LISTA DE TAREFAS:
a. De acordo com o texto fornecido, qual empreendimento provoca significativos impactos ambientais?
b. Reescreva o trecho do texto fornecido que vai de "Ctur5 - Coordenadoria" até "N. 0054607-36.2016.4.01.0000/MA (d)", inclusive, trocando "SECRETARIA JUDICIÁRIA" por "SECRETARIA ADMINISTRATIVA".

TEXTO FORNECIDO:
Ctur5 - Coordenadoria da quinta Turma - Trf1
TRIBUNAL REGIONAL FEDERAL DA 1ª REGIÃO
SECRETARIA JUDICIÁRIA
COORDENADORIA DA 5ª TURMA
AGRAVO DE INSTRUMENTO N. 0054607-36.2016.4.01.0000/MA (d)
Processo Orig.: 0017872-59.2016.4.01.3700
RELATOR
ADVOGADO : MA00015120 - JOYNA MARJORE LOPES PINHO
DECISÃO
O juízo monocrático indeferiu o pedido de antecipação da tutela formulado nos aludidos autos, com estas letras:
Em síntese, sustenta que, apesar desse empreendimento (plantio de eucalipto) provocar significativos impactos ambientais, a exemplo do desmatamento de grandes áreas, diminuição dos recursos hídricos e sua contaminação pelo uso de defensivos agrícolas, os corréus
Estado do Maranhão - através de seu órgão licenciador (Secretaria de Estado de Meio Ambiente e Recursos Naturais) - e
Instituto Brasileiro do Meio Ambiente e dos Recursos Naturais Renováveis - IBAMA não têm adotado as providências necessárias à prevenção e solução destes danos o meio ambiente, Sustenta ainda que a atividade tem gerado transtornos às comunidades tradicionais do Baixo Parnaíba.
Pede o deferimento de antecipação dos efeitos da tutela jurisdicional para determinar aos corréus o seguinte:
a. SUZANO PAPEL E CELULOSE S/A: imposição de obrigação de não fazer para que se abstenha de expandir os plantios de eucalipto, com interrupção do processo de desmatamento do cerrado maranhense e de implantação de florestas de eucalipto, ressalvada a manutenção dos plantios já existentes;
c.

MATERIAL FORNECIDO:
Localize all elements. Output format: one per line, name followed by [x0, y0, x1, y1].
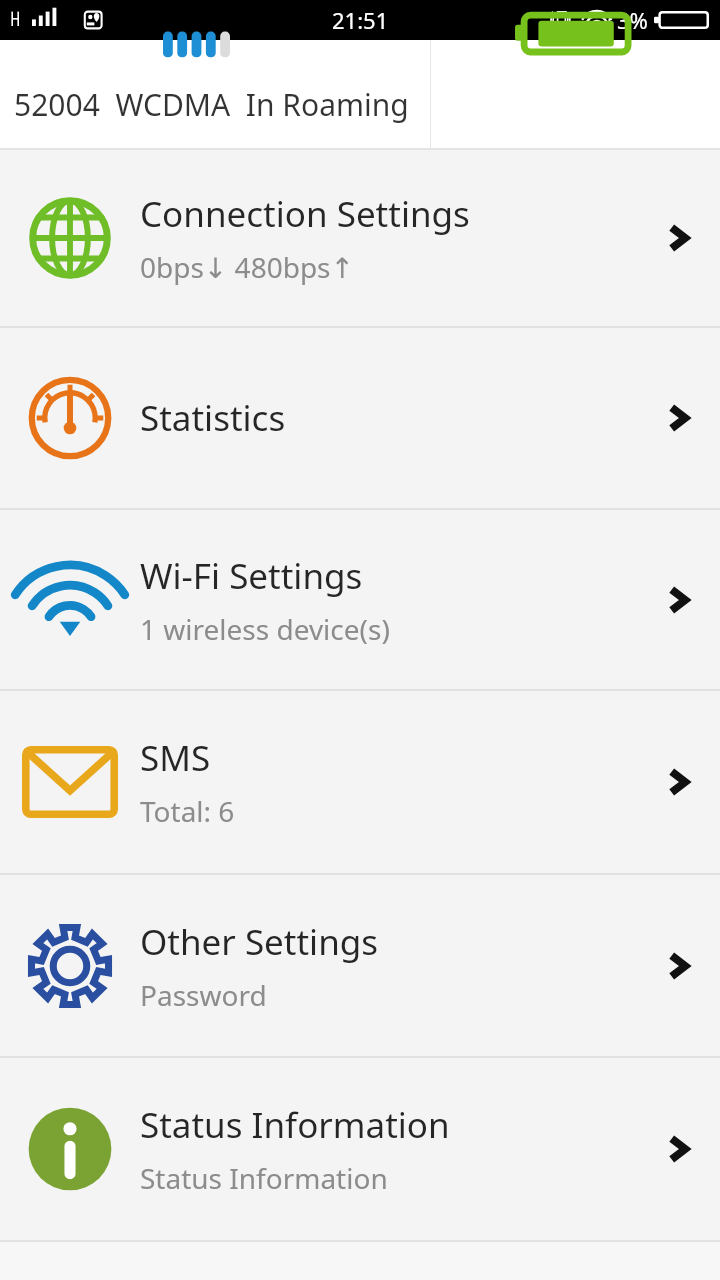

RESPOSTAS:
a. O plantio de eucalipto.

b.
Ctur5 - Coordenadoria da quinta Turma - Trf1
TRIBUNAL REGIONAL FEDERAL DA 1ª REGIÃO
SECRETARIA ADMINISTRATIVA
COORDENADORIA DA 5ª TURMA
AGRAVO DE INSTRUMENTO N. 0054607-36.2016.4.01.0000/MA (d)